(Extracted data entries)
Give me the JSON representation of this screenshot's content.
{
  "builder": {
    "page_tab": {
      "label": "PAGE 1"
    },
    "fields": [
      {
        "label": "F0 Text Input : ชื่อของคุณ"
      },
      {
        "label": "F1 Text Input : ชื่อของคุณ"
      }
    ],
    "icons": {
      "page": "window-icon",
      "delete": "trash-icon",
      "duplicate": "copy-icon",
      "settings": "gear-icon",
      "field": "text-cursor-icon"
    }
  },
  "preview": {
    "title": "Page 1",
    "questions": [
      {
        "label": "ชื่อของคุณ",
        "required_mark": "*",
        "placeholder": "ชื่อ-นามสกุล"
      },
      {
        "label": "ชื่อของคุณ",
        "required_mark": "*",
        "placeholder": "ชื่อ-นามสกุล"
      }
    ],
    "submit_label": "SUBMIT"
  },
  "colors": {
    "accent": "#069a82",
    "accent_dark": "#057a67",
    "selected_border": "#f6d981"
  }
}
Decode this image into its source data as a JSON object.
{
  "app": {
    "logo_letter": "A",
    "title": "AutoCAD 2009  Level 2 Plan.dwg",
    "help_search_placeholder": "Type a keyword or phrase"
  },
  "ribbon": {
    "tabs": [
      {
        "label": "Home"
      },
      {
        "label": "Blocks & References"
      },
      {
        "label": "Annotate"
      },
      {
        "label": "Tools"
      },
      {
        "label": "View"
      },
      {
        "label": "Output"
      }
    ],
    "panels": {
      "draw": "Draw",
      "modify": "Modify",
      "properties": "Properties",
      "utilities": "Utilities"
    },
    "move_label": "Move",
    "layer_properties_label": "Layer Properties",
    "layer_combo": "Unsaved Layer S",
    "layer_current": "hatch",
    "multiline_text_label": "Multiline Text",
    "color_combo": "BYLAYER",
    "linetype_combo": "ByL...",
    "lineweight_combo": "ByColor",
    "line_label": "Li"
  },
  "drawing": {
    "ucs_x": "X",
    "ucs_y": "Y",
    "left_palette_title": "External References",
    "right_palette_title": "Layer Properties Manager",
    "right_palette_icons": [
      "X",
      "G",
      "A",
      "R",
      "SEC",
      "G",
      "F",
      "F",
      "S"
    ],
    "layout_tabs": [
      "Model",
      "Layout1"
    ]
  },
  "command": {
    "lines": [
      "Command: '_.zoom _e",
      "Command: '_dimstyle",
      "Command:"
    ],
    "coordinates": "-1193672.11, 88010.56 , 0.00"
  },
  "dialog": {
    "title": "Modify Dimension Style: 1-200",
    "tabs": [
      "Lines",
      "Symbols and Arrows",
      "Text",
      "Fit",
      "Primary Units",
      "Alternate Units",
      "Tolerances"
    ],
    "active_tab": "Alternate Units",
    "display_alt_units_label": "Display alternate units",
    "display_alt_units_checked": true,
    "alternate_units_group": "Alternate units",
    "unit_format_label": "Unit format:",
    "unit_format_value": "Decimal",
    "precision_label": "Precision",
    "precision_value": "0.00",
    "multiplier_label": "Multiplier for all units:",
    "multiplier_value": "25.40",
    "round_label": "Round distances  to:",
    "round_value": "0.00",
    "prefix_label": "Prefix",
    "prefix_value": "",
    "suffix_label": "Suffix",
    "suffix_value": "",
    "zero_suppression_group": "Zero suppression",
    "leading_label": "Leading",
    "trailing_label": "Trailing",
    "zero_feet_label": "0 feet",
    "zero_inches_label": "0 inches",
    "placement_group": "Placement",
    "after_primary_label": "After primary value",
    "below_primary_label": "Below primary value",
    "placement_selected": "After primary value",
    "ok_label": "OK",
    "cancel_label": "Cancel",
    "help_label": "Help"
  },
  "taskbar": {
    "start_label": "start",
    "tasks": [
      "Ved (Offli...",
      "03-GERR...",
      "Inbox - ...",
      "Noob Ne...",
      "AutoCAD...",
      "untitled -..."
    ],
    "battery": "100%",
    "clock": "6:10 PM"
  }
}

> Exercise: From the entries above, extract every line where the word "AutoCAD" appears.

> Written solution:
    "title": "AutoCAD 2009  Level 2 Plan.dwg",
      "AutoCAD...",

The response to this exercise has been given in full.